Write out the records word for word, from the first line through the line that contains "tab-bar: WILLKOMMEN MARKETING", including that line.

** begin **

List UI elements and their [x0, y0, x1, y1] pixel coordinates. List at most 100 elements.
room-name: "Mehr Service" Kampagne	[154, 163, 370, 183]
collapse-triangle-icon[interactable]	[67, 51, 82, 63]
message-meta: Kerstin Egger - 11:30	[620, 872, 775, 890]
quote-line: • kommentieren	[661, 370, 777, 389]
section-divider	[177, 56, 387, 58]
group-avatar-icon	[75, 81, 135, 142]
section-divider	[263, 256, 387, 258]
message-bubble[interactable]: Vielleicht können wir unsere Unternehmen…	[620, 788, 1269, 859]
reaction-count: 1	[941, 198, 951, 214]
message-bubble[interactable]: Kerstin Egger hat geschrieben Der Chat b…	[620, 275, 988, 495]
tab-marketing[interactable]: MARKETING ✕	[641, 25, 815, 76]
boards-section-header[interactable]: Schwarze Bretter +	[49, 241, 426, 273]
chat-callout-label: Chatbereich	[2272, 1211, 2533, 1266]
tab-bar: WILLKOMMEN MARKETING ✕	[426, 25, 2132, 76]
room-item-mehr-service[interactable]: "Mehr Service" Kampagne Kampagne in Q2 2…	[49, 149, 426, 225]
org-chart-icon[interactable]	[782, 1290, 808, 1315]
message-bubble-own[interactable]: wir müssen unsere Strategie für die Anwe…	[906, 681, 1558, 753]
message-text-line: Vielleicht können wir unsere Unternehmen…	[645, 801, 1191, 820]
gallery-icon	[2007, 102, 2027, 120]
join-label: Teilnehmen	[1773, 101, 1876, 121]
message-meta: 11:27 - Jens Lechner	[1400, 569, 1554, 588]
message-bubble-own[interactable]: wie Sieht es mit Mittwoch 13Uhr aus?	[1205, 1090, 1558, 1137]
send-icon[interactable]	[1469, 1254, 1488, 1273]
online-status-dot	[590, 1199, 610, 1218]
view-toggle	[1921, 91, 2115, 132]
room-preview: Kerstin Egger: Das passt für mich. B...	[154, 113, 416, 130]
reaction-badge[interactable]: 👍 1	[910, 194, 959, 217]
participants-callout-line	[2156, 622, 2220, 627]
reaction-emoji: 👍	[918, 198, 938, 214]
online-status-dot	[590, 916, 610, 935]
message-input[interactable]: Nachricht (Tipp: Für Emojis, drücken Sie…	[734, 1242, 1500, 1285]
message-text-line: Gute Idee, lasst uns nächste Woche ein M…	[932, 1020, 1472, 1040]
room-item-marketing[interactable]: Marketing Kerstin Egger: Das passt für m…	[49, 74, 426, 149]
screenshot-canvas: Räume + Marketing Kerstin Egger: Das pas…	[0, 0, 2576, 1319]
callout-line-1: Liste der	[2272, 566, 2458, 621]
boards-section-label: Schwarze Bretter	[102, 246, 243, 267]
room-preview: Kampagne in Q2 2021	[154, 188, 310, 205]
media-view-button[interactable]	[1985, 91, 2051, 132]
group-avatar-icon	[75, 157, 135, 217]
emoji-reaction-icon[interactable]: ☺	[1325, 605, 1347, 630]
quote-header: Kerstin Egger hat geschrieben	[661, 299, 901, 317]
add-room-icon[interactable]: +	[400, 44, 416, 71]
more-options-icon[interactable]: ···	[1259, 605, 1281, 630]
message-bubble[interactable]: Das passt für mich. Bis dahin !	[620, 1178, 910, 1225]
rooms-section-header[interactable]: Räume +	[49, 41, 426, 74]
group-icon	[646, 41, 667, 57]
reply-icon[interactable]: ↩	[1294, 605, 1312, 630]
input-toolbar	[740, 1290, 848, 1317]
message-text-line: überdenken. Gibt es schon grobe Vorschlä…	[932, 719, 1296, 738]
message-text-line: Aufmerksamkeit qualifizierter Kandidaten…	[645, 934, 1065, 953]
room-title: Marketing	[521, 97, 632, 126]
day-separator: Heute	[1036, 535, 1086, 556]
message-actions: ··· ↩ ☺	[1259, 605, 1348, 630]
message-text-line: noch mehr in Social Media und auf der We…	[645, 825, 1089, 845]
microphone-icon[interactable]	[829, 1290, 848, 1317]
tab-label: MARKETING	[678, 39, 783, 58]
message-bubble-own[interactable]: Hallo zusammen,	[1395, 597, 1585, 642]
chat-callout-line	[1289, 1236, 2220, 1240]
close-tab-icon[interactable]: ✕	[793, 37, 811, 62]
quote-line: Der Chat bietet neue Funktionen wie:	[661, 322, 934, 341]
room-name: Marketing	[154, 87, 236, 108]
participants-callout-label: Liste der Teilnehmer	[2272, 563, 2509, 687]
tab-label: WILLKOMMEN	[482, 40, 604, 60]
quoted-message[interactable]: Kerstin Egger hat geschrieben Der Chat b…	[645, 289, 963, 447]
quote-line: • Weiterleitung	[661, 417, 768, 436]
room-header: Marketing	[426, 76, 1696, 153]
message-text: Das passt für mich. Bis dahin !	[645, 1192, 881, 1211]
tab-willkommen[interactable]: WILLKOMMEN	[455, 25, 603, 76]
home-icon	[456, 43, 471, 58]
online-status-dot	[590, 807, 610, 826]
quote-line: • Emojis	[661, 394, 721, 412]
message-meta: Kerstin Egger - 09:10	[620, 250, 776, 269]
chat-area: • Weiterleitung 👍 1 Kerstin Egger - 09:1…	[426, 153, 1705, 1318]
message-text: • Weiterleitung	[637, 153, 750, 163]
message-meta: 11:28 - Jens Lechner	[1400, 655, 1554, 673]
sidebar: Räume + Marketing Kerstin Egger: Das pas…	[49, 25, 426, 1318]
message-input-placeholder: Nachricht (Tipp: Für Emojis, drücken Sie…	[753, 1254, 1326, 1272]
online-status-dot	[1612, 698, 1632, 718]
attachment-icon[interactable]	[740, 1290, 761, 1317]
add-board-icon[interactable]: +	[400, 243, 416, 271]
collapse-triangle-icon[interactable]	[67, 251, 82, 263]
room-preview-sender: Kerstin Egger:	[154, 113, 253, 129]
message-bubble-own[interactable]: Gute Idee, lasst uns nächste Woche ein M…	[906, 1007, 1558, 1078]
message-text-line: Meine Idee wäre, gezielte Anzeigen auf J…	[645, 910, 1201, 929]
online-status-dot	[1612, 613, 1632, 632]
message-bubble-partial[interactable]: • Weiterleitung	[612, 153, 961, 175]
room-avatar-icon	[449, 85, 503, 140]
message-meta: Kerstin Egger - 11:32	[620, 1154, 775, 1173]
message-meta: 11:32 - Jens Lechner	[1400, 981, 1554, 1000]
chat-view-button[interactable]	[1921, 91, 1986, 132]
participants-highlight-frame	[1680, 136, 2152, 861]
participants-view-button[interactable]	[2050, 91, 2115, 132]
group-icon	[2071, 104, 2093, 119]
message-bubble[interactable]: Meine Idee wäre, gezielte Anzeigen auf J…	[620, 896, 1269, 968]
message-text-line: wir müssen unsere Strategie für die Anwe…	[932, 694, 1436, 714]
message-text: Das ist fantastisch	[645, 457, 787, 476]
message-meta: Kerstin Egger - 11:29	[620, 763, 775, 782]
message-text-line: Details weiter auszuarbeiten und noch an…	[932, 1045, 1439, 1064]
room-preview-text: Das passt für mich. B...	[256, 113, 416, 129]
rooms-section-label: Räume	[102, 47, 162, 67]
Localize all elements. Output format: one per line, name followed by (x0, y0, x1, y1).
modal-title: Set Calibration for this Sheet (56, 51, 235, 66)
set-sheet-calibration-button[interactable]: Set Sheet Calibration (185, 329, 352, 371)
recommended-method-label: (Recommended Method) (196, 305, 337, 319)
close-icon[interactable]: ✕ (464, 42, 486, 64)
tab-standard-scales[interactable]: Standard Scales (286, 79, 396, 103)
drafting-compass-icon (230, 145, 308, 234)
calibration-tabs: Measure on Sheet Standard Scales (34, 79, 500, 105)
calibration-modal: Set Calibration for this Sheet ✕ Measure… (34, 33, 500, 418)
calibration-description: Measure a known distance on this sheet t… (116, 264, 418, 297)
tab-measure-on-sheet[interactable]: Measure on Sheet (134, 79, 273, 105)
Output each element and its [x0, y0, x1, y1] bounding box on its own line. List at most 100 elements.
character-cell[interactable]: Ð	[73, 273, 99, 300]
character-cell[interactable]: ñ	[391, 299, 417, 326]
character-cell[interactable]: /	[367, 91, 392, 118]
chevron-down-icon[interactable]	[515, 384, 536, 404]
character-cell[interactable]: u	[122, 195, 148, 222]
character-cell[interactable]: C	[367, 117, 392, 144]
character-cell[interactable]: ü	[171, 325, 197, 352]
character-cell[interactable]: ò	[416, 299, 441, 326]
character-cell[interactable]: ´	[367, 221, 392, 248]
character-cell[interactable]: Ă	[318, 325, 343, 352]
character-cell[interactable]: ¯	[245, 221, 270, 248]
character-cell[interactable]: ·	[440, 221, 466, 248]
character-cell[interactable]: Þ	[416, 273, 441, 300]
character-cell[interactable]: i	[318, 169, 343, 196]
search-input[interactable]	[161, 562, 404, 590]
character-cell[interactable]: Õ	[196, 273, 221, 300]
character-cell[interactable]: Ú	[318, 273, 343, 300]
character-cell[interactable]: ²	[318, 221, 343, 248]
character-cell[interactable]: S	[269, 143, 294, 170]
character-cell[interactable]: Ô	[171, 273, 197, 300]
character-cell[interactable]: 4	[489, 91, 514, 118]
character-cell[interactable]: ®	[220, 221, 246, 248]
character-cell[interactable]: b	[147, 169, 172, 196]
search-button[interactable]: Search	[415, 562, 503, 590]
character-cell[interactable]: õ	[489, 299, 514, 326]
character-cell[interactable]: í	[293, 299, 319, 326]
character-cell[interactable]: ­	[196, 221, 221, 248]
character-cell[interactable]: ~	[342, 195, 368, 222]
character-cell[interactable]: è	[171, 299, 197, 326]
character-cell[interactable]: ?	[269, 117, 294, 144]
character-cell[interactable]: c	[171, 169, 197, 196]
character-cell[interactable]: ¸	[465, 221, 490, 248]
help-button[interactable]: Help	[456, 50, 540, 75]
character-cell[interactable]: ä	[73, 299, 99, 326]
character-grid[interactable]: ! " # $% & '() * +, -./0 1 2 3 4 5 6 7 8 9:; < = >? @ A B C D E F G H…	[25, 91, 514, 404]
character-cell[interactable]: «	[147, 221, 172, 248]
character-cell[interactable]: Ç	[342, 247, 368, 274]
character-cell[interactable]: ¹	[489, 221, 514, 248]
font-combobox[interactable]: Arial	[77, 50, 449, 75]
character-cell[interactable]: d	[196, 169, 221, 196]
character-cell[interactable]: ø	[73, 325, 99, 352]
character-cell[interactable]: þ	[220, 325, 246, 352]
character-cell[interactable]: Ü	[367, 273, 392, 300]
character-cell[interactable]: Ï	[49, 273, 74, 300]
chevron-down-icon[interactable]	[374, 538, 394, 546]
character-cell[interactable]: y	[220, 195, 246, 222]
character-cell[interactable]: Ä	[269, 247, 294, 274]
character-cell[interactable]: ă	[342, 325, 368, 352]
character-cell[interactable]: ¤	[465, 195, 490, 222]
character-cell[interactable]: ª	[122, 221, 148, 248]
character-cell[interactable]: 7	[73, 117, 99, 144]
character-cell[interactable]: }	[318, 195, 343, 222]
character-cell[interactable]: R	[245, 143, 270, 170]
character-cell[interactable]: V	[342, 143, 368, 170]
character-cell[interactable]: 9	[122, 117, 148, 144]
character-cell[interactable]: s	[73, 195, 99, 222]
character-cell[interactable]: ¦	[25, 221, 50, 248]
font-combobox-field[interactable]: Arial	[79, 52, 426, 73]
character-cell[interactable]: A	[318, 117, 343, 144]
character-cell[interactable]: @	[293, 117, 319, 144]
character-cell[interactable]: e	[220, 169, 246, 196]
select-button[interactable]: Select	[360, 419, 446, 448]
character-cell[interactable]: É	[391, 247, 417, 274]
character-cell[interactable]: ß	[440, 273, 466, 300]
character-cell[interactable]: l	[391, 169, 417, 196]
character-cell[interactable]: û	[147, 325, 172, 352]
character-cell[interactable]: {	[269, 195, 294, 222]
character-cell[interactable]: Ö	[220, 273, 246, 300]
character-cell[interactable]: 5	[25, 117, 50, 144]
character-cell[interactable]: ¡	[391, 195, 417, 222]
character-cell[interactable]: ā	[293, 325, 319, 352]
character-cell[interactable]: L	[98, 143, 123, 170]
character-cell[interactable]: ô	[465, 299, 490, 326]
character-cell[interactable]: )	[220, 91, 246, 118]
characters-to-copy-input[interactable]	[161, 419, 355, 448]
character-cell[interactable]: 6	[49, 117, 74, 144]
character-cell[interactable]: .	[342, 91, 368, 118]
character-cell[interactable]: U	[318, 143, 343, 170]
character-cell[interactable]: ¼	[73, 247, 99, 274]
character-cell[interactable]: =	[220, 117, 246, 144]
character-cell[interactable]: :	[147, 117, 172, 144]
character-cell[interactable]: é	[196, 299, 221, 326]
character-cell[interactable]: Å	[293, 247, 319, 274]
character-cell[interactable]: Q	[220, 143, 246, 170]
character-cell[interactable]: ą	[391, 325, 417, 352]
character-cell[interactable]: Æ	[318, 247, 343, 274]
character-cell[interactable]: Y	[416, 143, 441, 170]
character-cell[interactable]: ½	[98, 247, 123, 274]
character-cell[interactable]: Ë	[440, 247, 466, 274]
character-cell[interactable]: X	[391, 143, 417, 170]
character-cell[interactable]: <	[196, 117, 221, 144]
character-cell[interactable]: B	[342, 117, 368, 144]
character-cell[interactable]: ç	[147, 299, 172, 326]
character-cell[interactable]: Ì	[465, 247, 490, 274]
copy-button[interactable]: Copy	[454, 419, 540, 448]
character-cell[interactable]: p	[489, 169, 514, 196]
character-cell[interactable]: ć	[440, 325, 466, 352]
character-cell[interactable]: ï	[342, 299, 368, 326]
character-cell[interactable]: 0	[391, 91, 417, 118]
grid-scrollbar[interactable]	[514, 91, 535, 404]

** end **

Written solution:
List UI elements and their [x0, y0, x1, y1] pixel coordinates. List at most 100 elements.
room-name: "Mehr Service" Kampagne	[154, 163, 370, 183]
collapse-triangle-icon[interactable]	[67, 51, 82, 63]
message-meta: Kerstin Egger - 11:30	[620, 872, 775, 890]
quote-line: • kommentieren	[661, 370, 777, 389]
section-divider	[177, 56, 387, 58]
group-avatar-icon	[75, 81, 135, 142]
section-divider	[263, 256, 387, 258]
message-bubble[interactable]: Vielleicht können wir unsere Unternehmen…	[620, 788, 1269, 859]
reaction-count: 1	[941, 198, 951, 214]
message-bubble[interactable]: Kerstin Egger hat geschrieben Der Chat b…	[620, 275, 988, 495]
tab-marketing[interactable]: MARKETING ✕	[641, 25, 815, 76]
boards-section-header[interactable]: Schwarze Bretter +	[49, 241, 426, 273]
chat-callout-label: Chatbereich	[2272, 1211, 2533, 1266]
tab-bar: WILLKOMMEN MARKETING ✕	[426, 25, 2132, 76]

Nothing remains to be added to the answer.